**Requirements:** Give the entries back exactly, dropping each image.

**Data supplied:**
<<<<

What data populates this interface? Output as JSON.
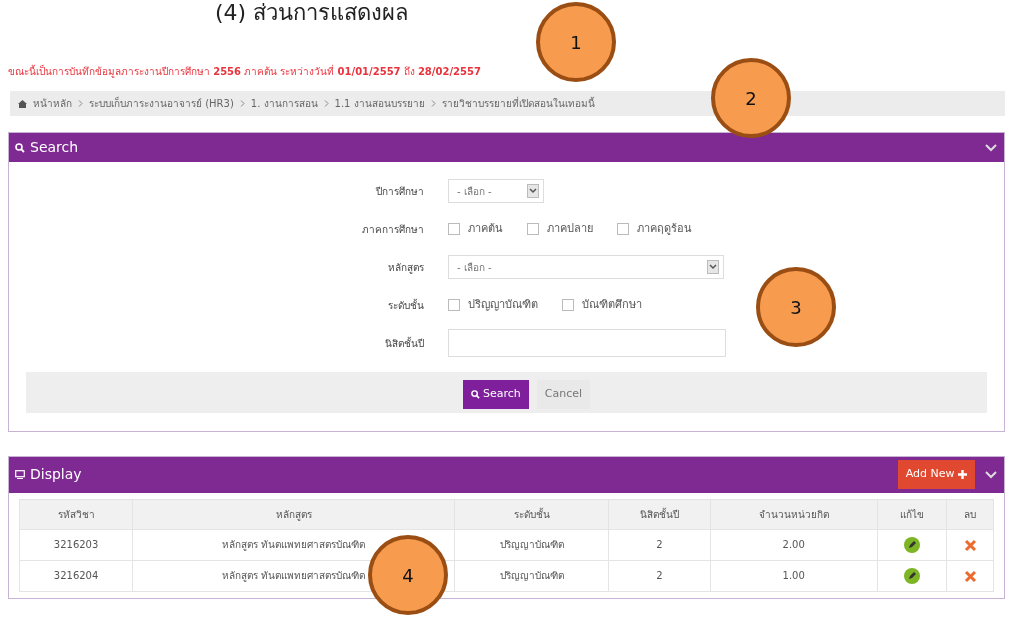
{
  "caption": "(4)  ส่วนการแสดงผล",
  "notice": "ขณะนี้เป็นการบันทึกข้อมูลภาระงานปีการศึกษา **2556** ภาคต้น ระหว่างวันที่ **01/01/2557** ถึง **28/02/2557**",
  "breadcrumb": [
    "หน้าหลัก",
    "ระบบเก็บภาระงานอาจารย์ (HR3)",
    "1. งานการสอน",
    "1.1 งานสอนบรรยาย",
    "รายวิชาบรรยายที่เปิดสอนในเทอมนี้"
  ],
  "search_panel": {
    "title": "Search",
    "fields": [
      {
        "kind": "select",
        "label": "ปีการศึกษา",
        "value": "- เลือก -",
        "wide": false
      },
      {
        "kind": "checks",
        "label": "ภาคการศึกษา",
        "options": [
          {
            "label": "ภาคต้น",
            "checked": false
          },
          {
            "label": "ภาคปลาย",
            "checked": false
          },
          {
            "label": "ภาคฤดูร้อน",
            "checked": false
          }
        ]
      },
      {
        "kind": "select",
        "label": "หลักสูตร",
        "value": "- เลือก -",
        "wide": true
      },
      {
        "kind": "checks",
        "label": "ระดับชั้น",
        "options": [
          {
            "label": "ปริญญาบัณฑิต",
            "checked": false
          },
          {
            "label": "บัณฑิตศึกษา",
            "checked": false
          }
        ]
      },
      {
        "kind": "text",
        "label": "นิสิตชั้นปี"
      }
    ],
    "buttons": [
      "Search",
      "Cancel"
    ]
  },
  "display_panel": {
    "title": "Display",
    "add_button": "Add New",
    "columns": [
      "รหัสวิชา",
      "หลักสูตร",
      "ระดับชั้น",
      "นิสิตชั้นปี",
      "จำนวนหน่วยกิต",
      "แก้ไข",
      "ลบ"
    ],
    "rows": [
      {
        "code": "3216203",
        "program": "หลักสูตร ทันตแพทยศาสตรบัณฑิต",
        "level": "ปริญญาบัณฑิต",
        "year": "2",
        "credits": "2.00"
      },
      {
        "code": "3216204",
        "program": "หลักสูตร ทันตแพทยศาสตรบัณฑิต",
        "level": "ปริญญาบัณฑิต",
        "year": "2",
        "credits": "1.00"
      }
    ]
  },
  "callouts": [
    "1",
    "2",
    "3",
    "4"
  ]
}
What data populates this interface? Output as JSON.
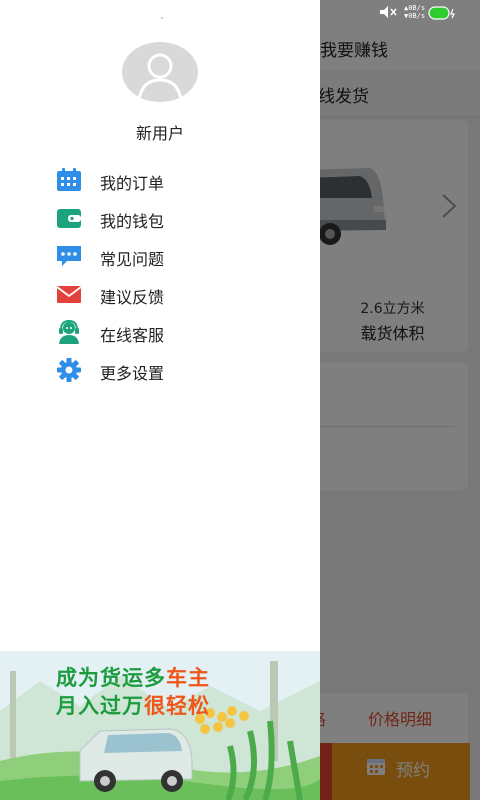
{
  "background": {
    "header_title": "我要赚钱",
    "subbar_text": "线发货",
    "volume_value": "2.6立方米",
    "volume_label": "载货体积",
    "foot_left": "格",
    "price_detail": "价格明细",
    "book_label": "预约"
  },
  "status_bar": {
    "net_up": "▲0B/s",
    "net_down": "▼0B/s"
  },
  "drawer": {
    "username": "新用户",
    "menu": [
      {
        "label": "我的订单",
        "icon": "calendar-icon"
      },
      {
        "label": "我的钱包",
        "icon": "wallet-icon"
      },
      {
        "label": "常见问题",
        "icon": "chat-icon"
      },
      {
        "label": "建议反馈",
        "icon": "mail-icon"
      },
      {
        "label": "在线客服",
        "icon": "headset-icon"
      },
      {
        "label": "更多设置",
        "icon": "gear-icon"
      }
    ],
    "banner": {
      "line1_a": "成为货运多",
      "line1_b": "车主",
      "line2_a": "月入过万",
      "line2_b": "很轻松"
    }
  },
  "colors": {
    "icon_blue": "#2f8fe8",
    "icon_green": "#1aa37c",
    "icon_red": "#e2423b",
    "banner_green": "#1d9b3f",
    "banner_orange": "#f0561a"
  }
}
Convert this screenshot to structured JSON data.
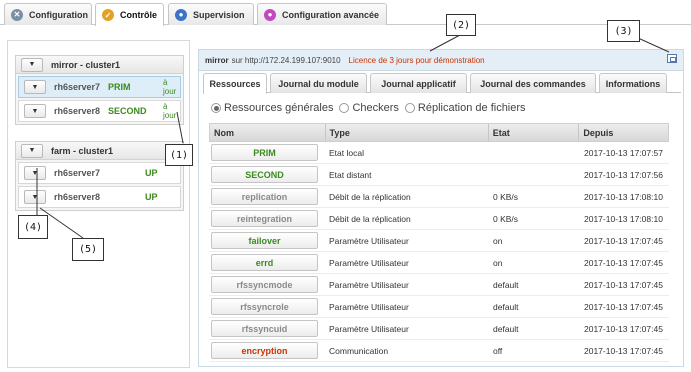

>>>>

**Result of the exercise:**
What data populates this interface? Output as JSON.
{
  "caption": "(4)  ส่วนการแสดงผล",
  "notice": "ขณะนี้เป็นการบันทึกข้อมูลภาระงานปีการศึกษา **2556** ภาคต้น ระหว่างวันที่ **01/01/2557** ถึง **28/02/2557**",
  "breadcrumb": [
    "หน้าหลัก",
    "ระบบเก็บภาระงานอาจารย์ (HR3)",
    "1. งานการสอน",
    "1.1 งานสอนบรรยาย",
    "รายวิชาบรรยายที่เปิดสอนในเทอมนี้"
  ],
  "search_panel": {
    "title": "Search",
    "fields": [
      {
        "kind": "select",
        "label": "ปีการศึกษา",
        "value": "- เลือก -",
        "wide": false
      },
      {
        "kind": "checks",
        "label": "ภาคการศึกษา",
        "options": [
          {
            "label": "ภาคต้น",
            "checked": false
          },
          {
            "label": "ภาคปลาย",
            "checked": false
          },
          {
            "label": "ภาคฤดูร้อน",
            "checked": false
          }
        ]
      },
      {
        "kind": "select",
        "label": "หลักสูตร",
        "value": "- เลือก -",
        "wide": true
      },
      {
        "kind": "checks",
        "label": "ระดับชั้น",
        "options": [
          {
            "label": "ปริญญาบัณฑิต",
            "checked": false
          },
          {
            "label": "บัณฑิตศึกษา",
            "checked": false
          }
        ]
      },
      {
        "kind": "text",
        "label": "นิสิตชั้นปี"
      }
    ],
    "buttons": [
      "Search",
      "Cancel"
    ]
  },
  "display_panel": {
    "title": "Display",
    "add_button": "Add New",
    "columns": [
      "รหัสวิชา",
      "หลักสูตร",
      "ระดับชั้น",
      "นิสิตชั้นปี",
      "จำนวนหน่วยกิต",
      "แก้ไข",
      "ลบ"
    ],
    "rows": [
      {
        "code": "3216203",
        "program": "หลักสูตร ทันตแพทยศาสตรบัณฑิต",
        "level": "ปริญญาบัณฑิต",
        "year": "2",
        "credits": "2.00"
      },
      {
        "code": "3216204",
        "program": "หลักสูตร ทันตแพทยศาสตรบัณฑิต",
        "level": "ปริญญาบัณฑิต",
        "year": "2",
        "credits": "1.00"
      }
    ]
  },
  "callouts": [
    "1",
    "2",
    "3",
    "4"
  ]
}
What data populates this interface? Output as JSON.
{
  "background": {
    "header_title": "我要赚钱",
    "subbar_text": "线发货",
    "volume_value": "2.6立方米",
    "volume_label": "载货体积",
    "foot_left": "格",
    "price_detail": "价格明细",
    "book_label": "预约"
  },
  "status_bar": {
    "net_up": "▲0B/s",
    "net_down": "▼0B/s"
  },
  "drawer": {
    "username": "新用户",
    "menu": [
      {
        "label": "我的订单",
        "icon": "calendar-icon"
      },
      {
        "label": "我的钱包",
        "icon": "wallet-icon"
      },
      {
        "label": "常见问题",
        "icon": "chat-icon"
      },
      {
        "label": "建议反馈",
        "icon": "mail-icon"
      },
      {
        "label": "在线客服",
        "icon": "headset-icon"
      },
      {
        "label": "更多设置",
        "icon": "gear-icon"
      }
    ],
    "banner": {
      "line1_a": "成为货运多",
      "line1_b": "车主",
      "line2_a": "月入过万",
      "line2_b": "很轻松"
    }
  },
  "colors": {
    "icon_blue": "#2f8fe8",
    "icon_green": "#1aa37c",
    "icon_red": "#e2423b",
    "banner_green": "#1d9b3f",
    "banner_orange": "#f0561a"
  }
}
Convert this screenshot to structured JSON data.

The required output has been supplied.